>> Start RECORDS FOR PROCESSING

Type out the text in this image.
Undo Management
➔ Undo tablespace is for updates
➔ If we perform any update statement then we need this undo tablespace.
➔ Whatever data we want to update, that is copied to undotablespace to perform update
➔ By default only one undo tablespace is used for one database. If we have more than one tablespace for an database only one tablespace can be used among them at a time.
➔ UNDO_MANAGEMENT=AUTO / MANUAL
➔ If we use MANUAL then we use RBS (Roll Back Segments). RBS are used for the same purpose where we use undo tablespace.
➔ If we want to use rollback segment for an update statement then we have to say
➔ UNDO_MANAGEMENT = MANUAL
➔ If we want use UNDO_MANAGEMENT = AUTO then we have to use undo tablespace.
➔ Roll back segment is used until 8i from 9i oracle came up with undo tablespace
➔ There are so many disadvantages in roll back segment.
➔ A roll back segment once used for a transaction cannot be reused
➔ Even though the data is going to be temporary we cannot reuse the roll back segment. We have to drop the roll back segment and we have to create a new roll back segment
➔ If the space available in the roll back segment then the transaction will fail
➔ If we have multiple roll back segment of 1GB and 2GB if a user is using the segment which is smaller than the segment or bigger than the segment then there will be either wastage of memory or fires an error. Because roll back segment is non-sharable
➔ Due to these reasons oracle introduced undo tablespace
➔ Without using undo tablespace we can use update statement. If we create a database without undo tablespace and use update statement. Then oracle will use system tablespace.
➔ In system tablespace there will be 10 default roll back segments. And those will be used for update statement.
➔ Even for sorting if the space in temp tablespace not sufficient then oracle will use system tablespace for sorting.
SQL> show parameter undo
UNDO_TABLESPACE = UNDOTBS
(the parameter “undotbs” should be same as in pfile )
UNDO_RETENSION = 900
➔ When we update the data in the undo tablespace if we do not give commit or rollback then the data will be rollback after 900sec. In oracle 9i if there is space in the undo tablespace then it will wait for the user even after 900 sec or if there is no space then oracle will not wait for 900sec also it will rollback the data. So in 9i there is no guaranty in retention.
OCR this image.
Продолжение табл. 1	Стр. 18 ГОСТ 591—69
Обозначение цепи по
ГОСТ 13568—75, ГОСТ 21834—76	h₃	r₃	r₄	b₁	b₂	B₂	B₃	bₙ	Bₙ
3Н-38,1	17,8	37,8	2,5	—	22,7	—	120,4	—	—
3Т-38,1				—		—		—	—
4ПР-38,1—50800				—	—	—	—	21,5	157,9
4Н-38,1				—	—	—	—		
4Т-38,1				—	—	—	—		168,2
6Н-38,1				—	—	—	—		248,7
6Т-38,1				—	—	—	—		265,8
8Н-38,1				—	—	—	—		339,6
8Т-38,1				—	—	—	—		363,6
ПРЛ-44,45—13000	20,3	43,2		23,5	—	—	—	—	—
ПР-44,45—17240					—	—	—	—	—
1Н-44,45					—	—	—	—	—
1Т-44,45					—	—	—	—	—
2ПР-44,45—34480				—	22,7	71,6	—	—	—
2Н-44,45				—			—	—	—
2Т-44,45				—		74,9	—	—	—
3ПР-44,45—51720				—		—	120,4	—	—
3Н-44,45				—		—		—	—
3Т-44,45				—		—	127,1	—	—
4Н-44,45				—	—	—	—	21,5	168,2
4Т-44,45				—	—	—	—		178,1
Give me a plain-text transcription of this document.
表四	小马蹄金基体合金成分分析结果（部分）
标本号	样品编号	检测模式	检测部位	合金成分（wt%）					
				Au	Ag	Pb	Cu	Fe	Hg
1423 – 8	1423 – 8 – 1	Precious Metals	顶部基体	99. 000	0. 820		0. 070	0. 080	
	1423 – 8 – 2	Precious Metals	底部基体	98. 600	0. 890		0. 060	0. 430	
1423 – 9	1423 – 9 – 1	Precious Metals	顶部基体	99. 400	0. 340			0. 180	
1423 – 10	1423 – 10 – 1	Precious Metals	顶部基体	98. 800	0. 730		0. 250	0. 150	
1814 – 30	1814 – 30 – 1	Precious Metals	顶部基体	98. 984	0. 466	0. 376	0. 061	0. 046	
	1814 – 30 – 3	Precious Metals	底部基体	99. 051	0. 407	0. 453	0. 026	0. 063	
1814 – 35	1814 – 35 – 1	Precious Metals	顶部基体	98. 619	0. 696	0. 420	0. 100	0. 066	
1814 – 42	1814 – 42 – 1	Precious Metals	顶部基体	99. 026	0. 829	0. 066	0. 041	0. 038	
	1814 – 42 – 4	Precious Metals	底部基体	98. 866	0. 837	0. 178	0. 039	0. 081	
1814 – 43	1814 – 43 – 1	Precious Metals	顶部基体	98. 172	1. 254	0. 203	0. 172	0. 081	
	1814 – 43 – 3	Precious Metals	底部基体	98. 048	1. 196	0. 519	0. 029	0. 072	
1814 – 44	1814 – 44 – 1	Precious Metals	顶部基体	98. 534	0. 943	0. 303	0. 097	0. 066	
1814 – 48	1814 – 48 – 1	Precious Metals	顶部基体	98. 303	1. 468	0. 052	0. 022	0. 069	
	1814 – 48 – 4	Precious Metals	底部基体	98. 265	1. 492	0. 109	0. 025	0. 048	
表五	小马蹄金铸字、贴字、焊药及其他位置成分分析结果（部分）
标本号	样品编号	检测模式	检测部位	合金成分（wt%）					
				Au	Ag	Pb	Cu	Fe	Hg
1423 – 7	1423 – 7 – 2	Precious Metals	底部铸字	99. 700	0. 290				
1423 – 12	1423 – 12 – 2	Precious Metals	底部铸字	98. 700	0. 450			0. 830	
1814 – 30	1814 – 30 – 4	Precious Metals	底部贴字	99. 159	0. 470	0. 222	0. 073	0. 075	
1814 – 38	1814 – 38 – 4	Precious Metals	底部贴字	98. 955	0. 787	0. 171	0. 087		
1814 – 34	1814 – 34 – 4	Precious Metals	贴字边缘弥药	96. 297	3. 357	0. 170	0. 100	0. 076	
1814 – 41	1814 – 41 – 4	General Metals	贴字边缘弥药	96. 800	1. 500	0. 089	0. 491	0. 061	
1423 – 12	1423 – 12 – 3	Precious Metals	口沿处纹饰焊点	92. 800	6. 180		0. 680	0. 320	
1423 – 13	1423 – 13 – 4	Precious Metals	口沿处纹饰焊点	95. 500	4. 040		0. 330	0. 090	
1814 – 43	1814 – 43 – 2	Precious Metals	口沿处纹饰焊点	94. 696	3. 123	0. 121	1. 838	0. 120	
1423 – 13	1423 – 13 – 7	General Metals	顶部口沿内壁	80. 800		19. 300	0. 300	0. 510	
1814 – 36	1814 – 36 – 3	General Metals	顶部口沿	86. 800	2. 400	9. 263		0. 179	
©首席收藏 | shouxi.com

>> End RECORDS FOR PROCESSING

• EXERCISE DIRECTIONS: Look through the entries above; copy each line where the string "create" appears.

• REPLY:
➔ Even though the data is going to be temporary we cannot reuse the roll back segment. We have to drop the roll back segment and we have to create a new roll back segment
➔ Without using undo tablespace we can use update statement. If we create a database without undo tablespace and use update statement. Then oracle will use system tablespace.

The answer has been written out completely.